■ **Work to complete**:
Reproduce every entry below precisely; do not include the pictures.

Stored data entries
----

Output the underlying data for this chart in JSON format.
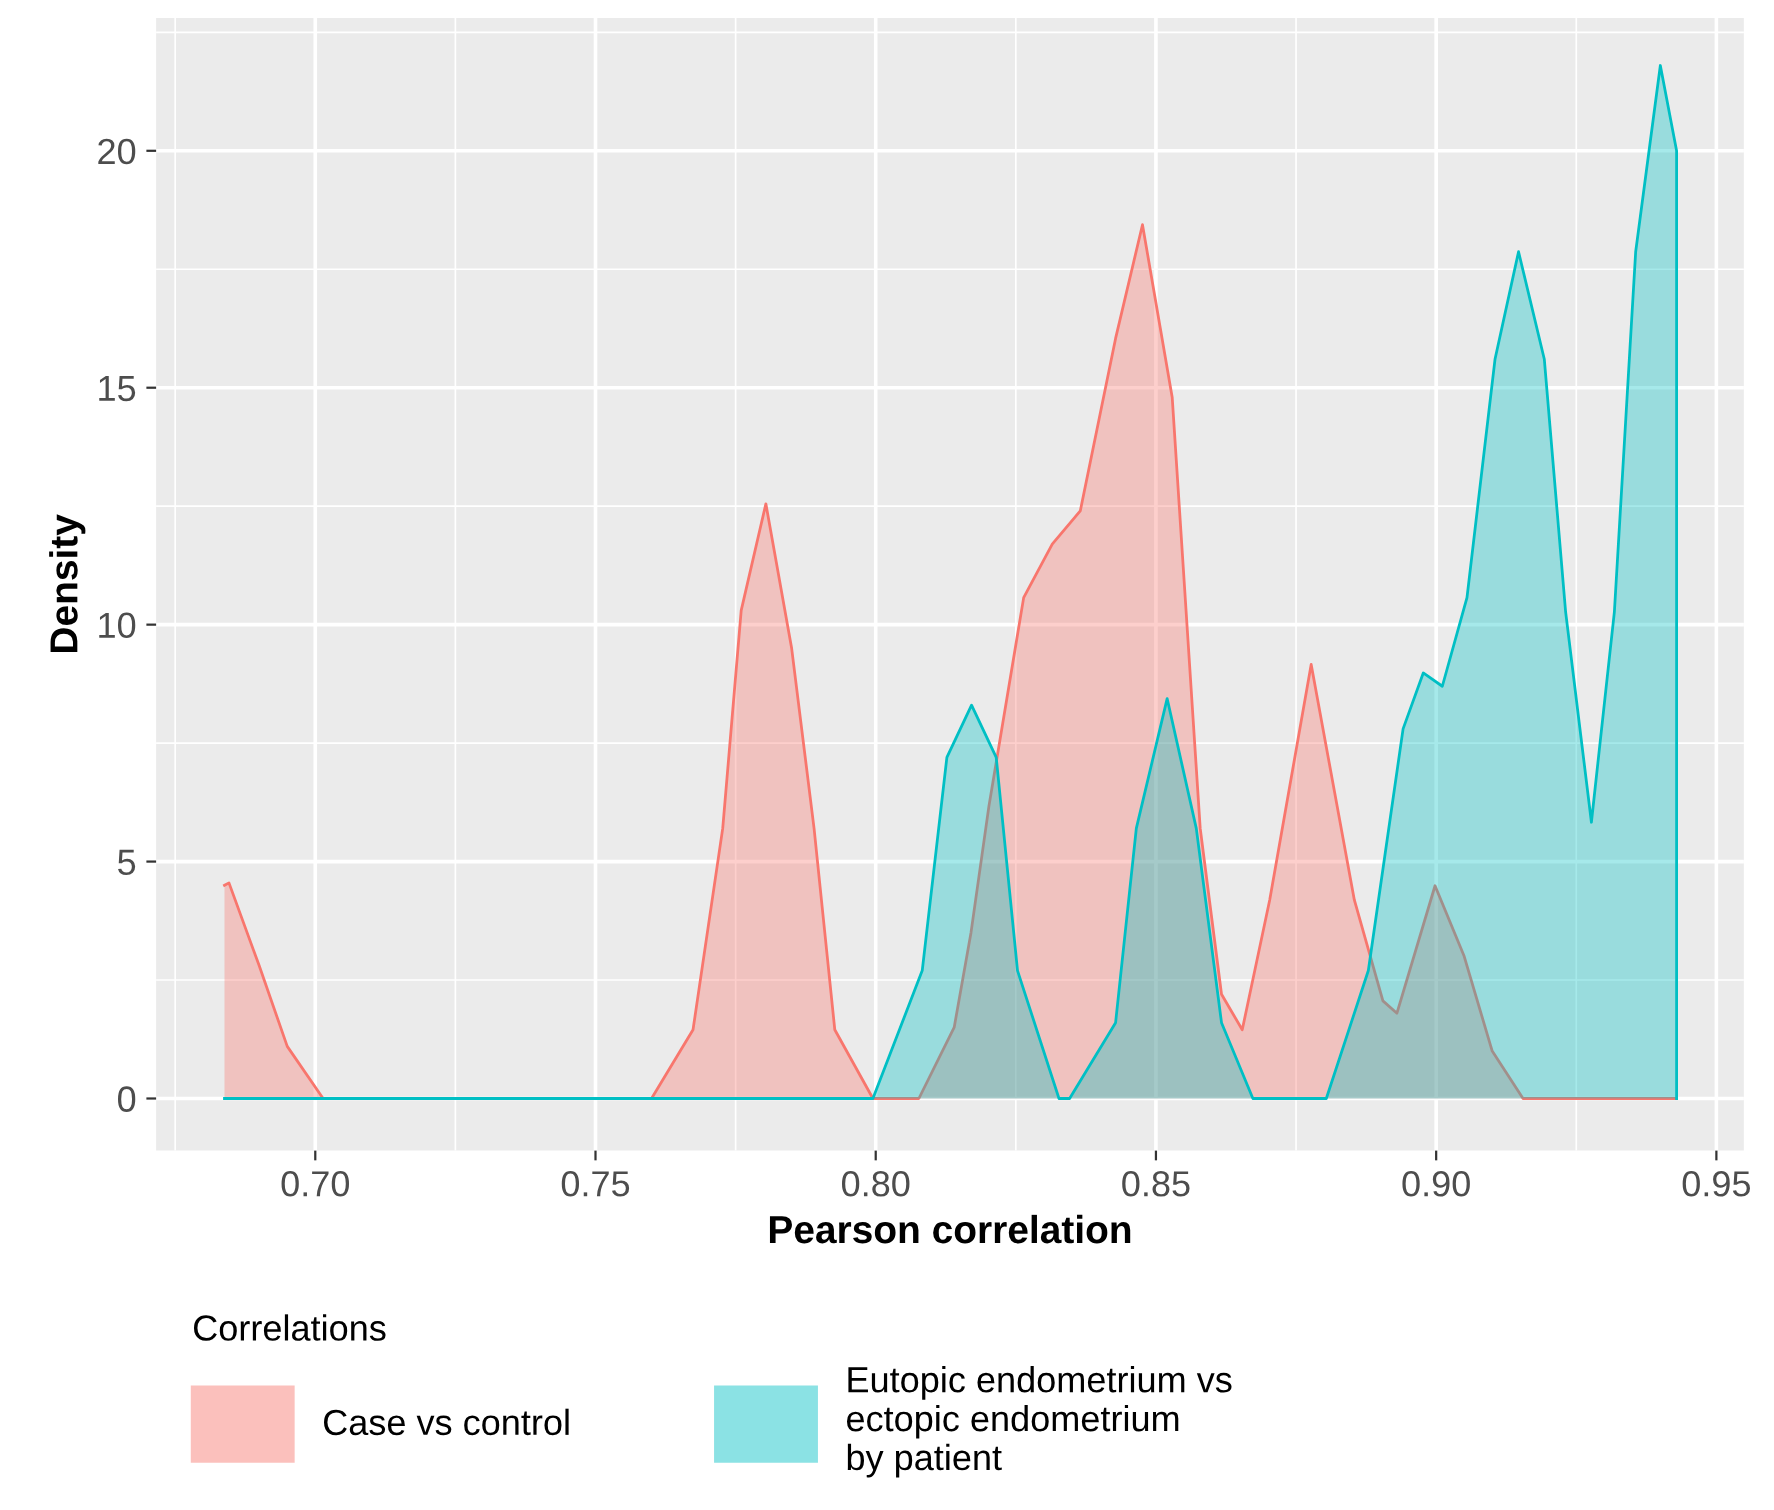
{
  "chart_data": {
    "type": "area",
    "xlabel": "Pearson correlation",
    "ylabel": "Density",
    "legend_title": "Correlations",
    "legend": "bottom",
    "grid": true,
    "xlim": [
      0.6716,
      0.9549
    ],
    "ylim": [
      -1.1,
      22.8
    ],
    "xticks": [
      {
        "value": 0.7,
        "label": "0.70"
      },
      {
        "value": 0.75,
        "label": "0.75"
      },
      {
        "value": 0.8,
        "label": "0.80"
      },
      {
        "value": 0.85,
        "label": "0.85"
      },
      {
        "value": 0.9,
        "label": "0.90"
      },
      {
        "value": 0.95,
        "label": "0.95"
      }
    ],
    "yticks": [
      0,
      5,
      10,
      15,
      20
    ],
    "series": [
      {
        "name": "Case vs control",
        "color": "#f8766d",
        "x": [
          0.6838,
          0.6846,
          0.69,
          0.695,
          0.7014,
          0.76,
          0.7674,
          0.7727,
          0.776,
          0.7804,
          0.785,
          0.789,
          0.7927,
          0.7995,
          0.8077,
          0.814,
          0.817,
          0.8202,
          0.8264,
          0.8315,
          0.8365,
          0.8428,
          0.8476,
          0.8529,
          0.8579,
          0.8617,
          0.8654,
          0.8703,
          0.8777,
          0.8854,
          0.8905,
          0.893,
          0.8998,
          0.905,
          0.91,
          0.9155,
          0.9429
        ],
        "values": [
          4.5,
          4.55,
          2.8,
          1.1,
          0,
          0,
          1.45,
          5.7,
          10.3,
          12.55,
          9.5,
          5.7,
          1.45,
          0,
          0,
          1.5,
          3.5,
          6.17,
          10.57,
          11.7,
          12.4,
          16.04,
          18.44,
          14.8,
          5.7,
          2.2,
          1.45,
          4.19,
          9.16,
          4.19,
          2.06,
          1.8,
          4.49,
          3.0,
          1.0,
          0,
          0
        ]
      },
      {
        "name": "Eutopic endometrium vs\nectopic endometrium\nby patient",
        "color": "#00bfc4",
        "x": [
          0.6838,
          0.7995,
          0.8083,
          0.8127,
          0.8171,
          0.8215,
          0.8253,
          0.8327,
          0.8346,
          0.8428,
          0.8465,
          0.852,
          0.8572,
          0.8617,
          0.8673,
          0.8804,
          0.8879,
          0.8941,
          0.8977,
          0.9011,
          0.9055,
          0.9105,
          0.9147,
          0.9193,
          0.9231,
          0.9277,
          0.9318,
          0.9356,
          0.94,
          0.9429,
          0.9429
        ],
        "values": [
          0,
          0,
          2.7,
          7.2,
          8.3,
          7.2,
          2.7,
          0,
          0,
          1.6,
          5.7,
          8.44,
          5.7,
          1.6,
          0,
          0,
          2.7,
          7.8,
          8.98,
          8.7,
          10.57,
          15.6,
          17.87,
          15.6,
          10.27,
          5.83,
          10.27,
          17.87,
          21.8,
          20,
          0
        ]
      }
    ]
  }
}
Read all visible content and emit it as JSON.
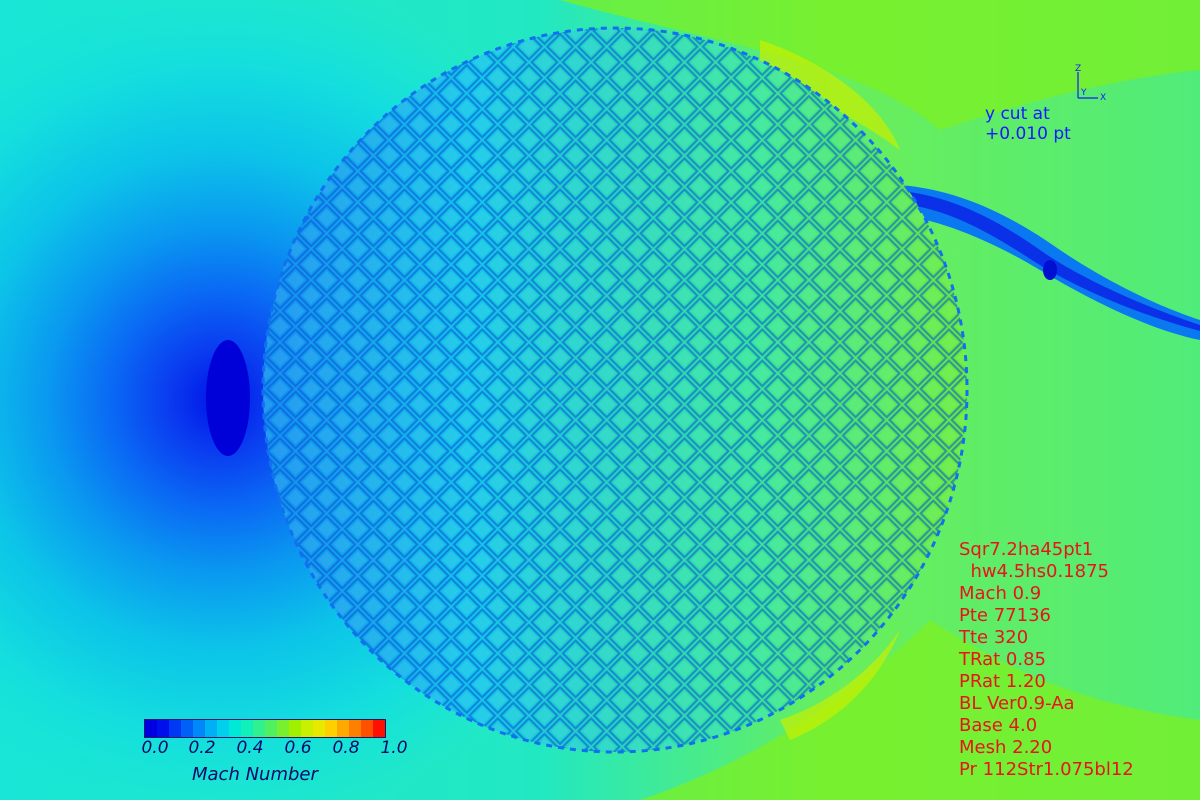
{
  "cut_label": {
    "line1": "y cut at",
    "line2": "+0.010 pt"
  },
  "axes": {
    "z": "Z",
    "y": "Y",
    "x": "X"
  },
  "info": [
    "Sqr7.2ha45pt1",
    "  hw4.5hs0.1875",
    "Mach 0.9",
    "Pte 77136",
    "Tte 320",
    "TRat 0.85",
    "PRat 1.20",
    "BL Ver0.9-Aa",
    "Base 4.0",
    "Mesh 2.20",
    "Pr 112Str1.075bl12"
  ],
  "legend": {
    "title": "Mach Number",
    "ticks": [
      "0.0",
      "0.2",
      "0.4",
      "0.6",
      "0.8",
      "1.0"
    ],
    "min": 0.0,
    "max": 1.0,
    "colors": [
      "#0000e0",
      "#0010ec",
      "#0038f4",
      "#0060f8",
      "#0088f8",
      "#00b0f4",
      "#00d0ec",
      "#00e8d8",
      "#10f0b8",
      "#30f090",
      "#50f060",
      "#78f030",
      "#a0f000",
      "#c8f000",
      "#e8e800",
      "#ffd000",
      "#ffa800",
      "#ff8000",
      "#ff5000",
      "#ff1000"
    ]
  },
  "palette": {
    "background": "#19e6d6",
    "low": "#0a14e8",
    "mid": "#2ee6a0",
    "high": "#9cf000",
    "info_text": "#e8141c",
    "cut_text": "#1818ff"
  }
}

----

■ **Result**:
Output the underlying data for this chart in JSON format.
{
  "chart_data": {
    "type": "area",
    "xlabel": "Pearson correlation",
    "ylabel": "Density",
    "legend_title": "Correlations",
    "legend": "bottom",
    "grid": true,
    "xlim": [
      0.6716,
      0.9549
    ],
    "ylim": [
      -1.1,
      22.8
    ],
    "xticks": [
      {
        "value": 0.7,
        "label": "0.70"
      },
      {
        "value": 0.75,
        "label": "0.75"
      },
      {
        "value": 0.8,
        "label": "0.80"
      },
      {
        "value": 0.85,
        "label": "0.85"
      },
      {
        "value": 0.9,
        "label": "0.90"
      },
      {
        "value": 0.95,
        "label": "0.95"
      }
    ],
    "yticks": [
      0,
      5,
      10,
      15,
      20
    ],
    "series": [
      {
        "name": "Case vs control",
        "color": "#f8766d",
        "x": [
          0.6838,
          0.6846,
          0.69,
          0.695,
          0.7014,
          0.76,
          0.7674,
          0.7727,
          0.776,
          0.7804,
          0.785,
          0.789,
          0.7927,
          0.7995,
          0.8077,
          0.814,
          0.817,
          0.8202,
          0.8264,
          0.8315,
          0.8365,
          0.8428,
          0.8476,
          0.8529,
          0.8579,
          0.8617,
          0.8654,
          0.8703,
          0.8777,
          0.8854,
          0.8905,
          0.893,
          0.8998,
          0.905,
          0.91,
          0.9155,
          0.9429
        ],
        "values": [
          4.5,
          4.55,
          2.8,
          1.1,
          0,
          0,
          1.45,
          5.7,
          10.3,
          12.55,
          9.5,
          5.7,
          1.45,
          0,
          0,
          1.5,
          3.5,
          6.17,
          10.57,
          11.7,
          12.4,
          16.04,
          18.44,
          14.8,
          5.7,
          2.2,
          1.45,
          4.19,
          9.16,
          4.19,
          2.06,
          1.8,
          4.49,
          3.0,
          1.0,
          0,
          0
        ]
      },
      {
        "name": "Eutopic endometrium vs\nectopic endometrium\nby patient",
        "color": "#00bfc4",
        "x": [
          0.6838,
          0.7995,
          0.8083,
          0.8127,
          0.8171,
          0.8215,
          0.8253,
          0.8327,
          0.8346,
          0.8428,
          0.8465,
          0.852,
          0.8572,
          0.8617,
          0.8673,
          0.8804,
          0.8879,
          0.8941,
          0.8977,
          0.9011,
          0.9055,
          0.9105,
          0.9147,
          0.9193,
          0.9231,
          0.9277,
          0.9318,
          0.9356,
          0.94,
          0.9429,
          0.9429
        ],
        "values": [
          0,
          0,
          2.7,
          7.2,
          8.3,
          7.2,
          2.7,
          0,
          0,
          1.6,
          5.7,
          8.44,
          5.7,
          1.6,
          0,
          0,
          2.7,
          7.8,
          8.98,
          8.7,
          10.57,
          15.6,
          17.87,
          15.6,
          10.27,
          5.83,
          10.27,
          17.87,
          21.8,
          20,
          0
        ]
      }
    ]
  }
}
Read all visible content and emit it as JSON.
{
  "cut_label": {
    "line1": "y cut at",
    "line2": "+0.010 pt"
  },
  "axes": {
    "z": "Z",
    "y": "Y",
    "x": "X"
  },
  "info": [
    "Sqr7.2ha45pt1",
    "  hw4.5hs0.1875",
    "Mach 0.9",
    "Pte 77136",
    "Tte 320",
    "TRat 0.85",
    "PRat 1.20",
    "BL Ver0.9-Aa",
    "Base 4.0",
    "Mesh 2.20",
    "Pr 112Str1.075bl12"
  ],
  "legend": {
    "title": "Mach Number",
    "ticks": [
      "0.0",
      "0.2",
      "0.4",
      "0.6",
      "0.8",
      "1.0"
    ],
    "min": 0.0,
    "max": 1.0,
    "colors": [
      "#0000e0",
      "#0010ec",
      "#0038f4",
      "#0060f8",
      "#0088f8",
      "#00b0f4",
      "#00d0ec",
      "#00e8d8",
      "#10f0b8",
      "#30f090",
      "#50f060",
      "#78f030",
      "#a0f000",
      "#c8f000",
      "#e8e800",
      "#ffd000",
      "#ffa800",
      "#ff8000",
      "#ff5000",
      "#ff1000"
    ]
  },
  "palette": {
    "background": "#19e6d6",
    "low": "#0a14e8",
    "mid": "#2ee6a0",
    "high": "#9cf000",
    "info_text": "#e8141c",
    "cut_text": "#1818ff"
  }
}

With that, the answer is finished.